• [TASK GOAL]: Your task is to restate the data word for word.

>>>>>

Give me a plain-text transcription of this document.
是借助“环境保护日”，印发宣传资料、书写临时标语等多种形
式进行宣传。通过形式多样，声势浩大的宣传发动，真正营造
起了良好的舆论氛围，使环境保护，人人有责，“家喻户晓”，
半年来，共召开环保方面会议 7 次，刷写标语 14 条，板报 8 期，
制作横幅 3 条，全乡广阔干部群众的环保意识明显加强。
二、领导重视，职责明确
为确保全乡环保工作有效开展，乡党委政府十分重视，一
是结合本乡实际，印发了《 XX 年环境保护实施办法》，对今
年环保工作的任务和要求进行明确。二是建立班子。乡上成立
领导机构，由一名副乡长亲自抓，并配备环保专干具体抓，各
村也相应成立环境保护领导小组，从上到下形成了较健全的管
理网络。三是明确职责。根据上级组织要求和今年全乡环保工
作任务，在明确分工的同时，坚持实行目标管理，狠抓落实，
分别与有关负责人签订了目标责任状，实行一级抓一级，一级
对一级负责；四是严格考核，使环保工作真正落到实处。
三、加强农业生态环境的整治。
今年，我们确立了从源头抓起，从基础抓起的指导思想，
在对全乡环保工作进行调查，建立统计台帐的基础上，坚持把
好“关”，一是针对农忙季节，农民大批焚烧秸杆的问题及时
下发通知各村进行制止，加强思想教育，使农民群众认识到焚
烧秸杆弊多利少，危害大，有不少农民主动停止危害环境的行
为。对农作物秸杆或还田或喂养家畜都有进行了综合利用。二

<<<<<

• [OUTPUT OF THE EXERCISE]:
Give me a plain-text transcription of this document.
是借助“环境保护日”，印发宣传资料、书写临时标语等多种形
式进行宣传。通过形式多样，声势浩大的宣传发动，真正营造
起了良好的舆论氛围，使环境保护，人人有责，“家喻户晓”，
半年来，共召开环保方面会议 7 次，刷写标语 14 条，板报 8 期，
制作横幅 3 条，全乡广阔干部群众的环保意识明显加强。
二、领导重视，职责明确
为确保全乡环保工作有效开展，乡党委政府十分重视，一
是结合本乡实际，印发了《 XX 年环境保护实施办法》，对今
年环保工作的任务和要求进行明确。二是建立班子。乡上成立
领导机构，由一名副乡长亲自抓，并配备环保专干具体抓，各
村也相应成立环境保护领导小组，从上到下形成了较健全的管
理网络。三是明确职责。根据上级组织要求和今年全乡环保工
作任务，在明确分工的同时，坚持实行目标管理，狠抓落实，
分别与有关负责人签订了目标责任状，实行一级抓一级，一级
对一级负责；四是严格考核，使环保工作真正落到实处。
三、加强农业生态环境的整治。
今年，我们确立了从源头抓起，从基础抓起的指导思想，
在对全乡环保工作进行调查，建立统计台帐的基础上，坚持把
好“关”，一是针对农忙季节，农民大批焚烧秸杆的问题及时
下发通知各村进行制止，加强思想教育，使农民群众认识到焚
烧秸杆弊多利少，危害大，有不少农民主动停止危害环境的行
为。对农作物秸杆或还田或喂养家畜都有进行了综合利用。二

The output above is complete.